▶ _TASK DIRECTIONS_
Say how many lines include "network", with no words around the number.

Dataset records
○ ○ ○ ○ ○

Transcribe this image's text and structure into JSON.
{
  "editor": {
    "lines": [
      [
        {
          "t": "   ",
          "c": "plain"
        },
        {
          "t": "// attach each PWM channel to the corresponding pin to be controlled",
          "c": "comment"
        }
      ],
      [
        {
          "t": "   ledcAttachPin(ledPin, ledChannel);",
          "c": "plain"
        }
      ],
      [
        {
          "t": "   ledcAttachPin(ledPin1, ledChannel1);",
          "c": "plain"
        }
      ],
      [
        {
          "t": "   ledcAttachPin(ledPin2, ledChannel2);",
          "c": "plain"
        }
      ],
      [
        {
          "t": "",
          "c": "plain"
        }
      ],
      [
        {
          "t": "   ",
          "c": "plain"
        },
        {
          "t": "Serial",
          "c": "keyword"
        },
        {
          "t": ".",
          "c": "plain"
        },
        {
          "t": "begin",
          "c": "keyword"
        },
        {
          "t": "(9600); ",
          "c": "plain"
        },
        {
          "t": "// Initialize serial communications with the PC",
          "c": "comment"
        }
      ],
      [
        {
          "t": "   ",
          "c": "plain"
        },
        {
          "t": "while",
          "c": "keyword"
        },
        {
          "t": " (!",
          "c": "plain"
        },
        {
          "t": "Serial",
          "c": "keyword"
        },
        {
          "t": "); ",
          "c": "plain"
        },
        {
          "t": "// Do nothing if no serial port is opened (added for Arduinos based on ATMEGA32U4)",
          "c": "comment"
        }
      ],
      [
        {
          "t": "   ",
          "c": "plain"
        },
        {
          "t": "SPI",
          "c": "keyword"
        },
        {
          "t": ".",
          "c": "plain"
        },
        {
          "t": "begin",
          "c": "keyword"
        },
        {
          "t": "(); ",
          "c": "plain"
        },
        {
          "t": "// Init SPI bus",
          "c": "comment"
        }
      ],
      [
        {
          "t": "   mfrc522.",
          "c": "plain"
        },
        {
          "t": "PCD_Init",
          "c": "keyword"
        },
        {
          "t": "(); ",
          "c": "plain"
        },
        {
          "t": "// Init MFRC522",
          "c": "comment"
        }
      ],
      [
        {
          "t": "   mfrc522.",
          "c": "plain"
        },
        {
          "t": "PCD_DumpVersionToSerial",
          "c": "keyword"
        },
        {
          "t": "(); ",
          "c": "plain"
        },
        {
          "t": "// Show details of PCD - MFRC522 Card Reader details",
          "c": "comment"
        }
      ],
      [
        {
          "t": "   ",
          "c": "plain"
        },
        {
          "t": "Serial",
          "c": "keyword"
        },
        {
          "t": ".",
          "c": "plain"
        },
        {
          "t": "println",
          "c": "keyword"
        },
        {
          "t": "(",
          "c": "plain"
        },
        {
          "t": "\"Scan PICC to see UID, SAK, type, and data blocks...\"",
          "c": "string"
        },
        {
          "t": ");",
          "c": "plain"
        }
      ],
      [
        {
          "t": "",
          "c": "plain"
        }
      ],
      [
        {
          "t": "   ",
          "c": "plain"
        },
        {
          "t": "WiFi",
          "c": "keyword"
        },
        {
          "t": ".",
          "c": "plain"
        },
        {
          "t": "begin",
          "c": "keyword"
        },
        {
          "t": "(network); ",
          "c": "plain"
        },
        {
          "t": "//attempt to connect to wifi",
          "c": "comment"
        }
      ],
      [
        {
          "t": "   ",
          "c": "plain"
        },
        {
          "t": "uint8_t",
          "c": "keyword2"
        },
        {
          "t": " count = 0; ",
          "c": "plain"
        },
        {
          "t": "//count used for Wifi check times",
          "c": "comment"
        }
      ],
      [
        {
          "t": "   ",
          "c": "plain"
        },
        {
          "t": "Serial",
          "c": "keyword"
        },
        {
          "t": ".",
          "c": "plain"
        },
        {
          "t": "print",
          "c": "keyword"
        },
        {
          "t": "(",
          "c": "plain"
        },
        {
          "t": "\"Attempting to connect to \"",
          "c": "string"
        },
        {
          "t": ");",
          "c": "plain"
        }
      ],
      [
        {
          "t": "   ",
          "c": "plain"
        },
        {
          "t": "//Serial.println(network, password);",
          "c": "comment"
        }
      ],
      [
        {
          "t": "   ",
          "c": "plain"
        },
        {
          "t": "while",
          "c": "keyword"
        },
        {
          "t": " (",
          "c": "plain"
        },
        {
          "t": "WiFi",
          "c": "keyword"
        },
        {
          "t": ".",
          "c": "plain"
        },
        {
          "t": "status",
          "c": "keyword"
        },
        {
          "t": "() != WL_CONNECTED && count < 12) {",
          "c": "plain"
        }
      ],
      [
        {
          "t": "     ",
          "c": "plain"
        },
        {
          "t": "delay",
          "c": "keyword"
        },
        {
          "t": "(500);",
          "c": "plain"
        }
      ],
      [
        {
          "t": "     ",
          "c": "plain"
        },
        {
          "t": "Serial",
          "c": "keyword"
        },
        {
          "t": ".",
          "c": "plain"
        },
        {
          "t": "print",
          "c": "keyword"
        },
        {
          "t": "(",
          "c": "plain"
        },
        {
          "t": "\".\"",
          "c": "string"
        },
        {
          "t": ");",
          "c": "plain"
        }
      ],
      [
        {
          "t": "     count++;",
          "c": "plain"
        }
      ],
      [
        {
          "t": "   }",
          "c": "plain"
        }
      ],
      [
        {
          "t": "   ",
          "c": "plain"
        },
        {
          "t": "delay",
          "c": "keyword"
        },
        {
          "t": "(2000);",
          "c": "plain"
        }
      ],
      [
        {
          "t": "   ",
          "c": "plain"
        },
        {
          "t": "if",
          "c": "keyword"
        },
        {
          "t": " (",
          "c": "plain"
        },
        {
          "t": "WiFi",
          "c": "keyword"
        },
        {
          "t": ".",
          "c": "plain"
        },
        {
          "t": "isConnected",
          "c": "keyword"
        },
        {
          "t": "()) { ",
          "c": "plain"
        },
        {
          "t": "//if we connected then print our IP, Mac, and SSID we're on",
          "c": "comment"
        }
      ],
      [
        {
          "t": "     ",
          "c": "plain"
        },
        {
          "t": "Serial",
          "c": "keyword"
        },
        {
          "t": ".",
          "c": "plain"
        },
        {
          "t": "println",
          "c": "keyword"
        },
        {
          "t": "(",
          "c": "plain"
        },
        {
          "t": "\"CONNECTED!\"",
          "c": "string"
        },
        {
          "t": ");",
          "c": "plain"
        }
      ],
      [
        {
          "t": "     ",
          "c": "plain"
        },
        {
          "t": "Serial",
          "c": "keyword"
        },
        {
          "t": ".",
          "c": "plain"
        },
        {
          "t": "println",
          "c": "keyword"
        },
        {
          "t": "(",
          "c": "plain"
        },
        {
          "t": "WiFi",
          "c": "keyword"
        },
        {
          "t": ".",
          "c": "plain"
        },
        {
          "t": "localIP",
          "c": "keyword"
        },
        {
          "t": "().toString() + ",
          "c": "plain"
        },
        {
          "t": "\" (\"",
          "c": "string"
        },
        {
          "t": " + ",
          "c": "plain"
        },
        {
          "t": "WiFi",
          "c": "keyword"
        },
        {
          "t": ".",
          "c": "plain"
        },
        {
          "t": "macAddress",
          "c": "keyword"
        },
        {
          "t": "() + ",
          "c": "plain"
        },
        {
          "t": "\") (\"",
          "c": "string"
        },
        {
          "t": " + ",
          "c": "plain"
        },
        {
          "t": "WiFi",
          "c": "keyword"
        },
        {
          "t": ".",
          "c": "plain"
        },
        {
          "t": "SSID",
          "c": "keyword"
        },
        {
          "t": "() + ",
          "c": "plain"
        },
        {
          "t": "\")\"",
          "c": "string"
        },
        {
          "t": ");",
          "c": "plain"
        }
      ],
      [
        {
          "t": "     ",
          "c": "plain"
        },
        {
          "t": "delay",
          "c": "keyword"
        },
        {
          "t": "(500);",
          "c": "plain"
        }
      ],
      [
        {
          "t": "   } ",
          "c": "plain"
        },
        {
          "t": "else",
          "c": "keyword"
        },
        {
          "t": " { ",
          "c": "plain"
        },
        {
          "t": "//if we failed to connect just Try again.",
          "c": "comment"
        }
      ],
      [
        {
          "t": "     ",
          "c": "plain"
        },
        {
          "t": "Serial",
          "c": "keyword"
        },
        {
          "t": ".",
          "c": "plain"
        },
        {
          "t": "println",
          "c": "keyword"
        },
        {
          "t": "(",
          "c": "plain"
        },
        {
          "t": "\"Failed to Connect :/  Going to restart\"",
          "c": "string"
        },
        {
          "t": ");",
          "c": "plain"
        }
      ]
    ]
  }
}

○ ○ ○ ○ ○

▶ _RESULT OF THE EXERCISE_
2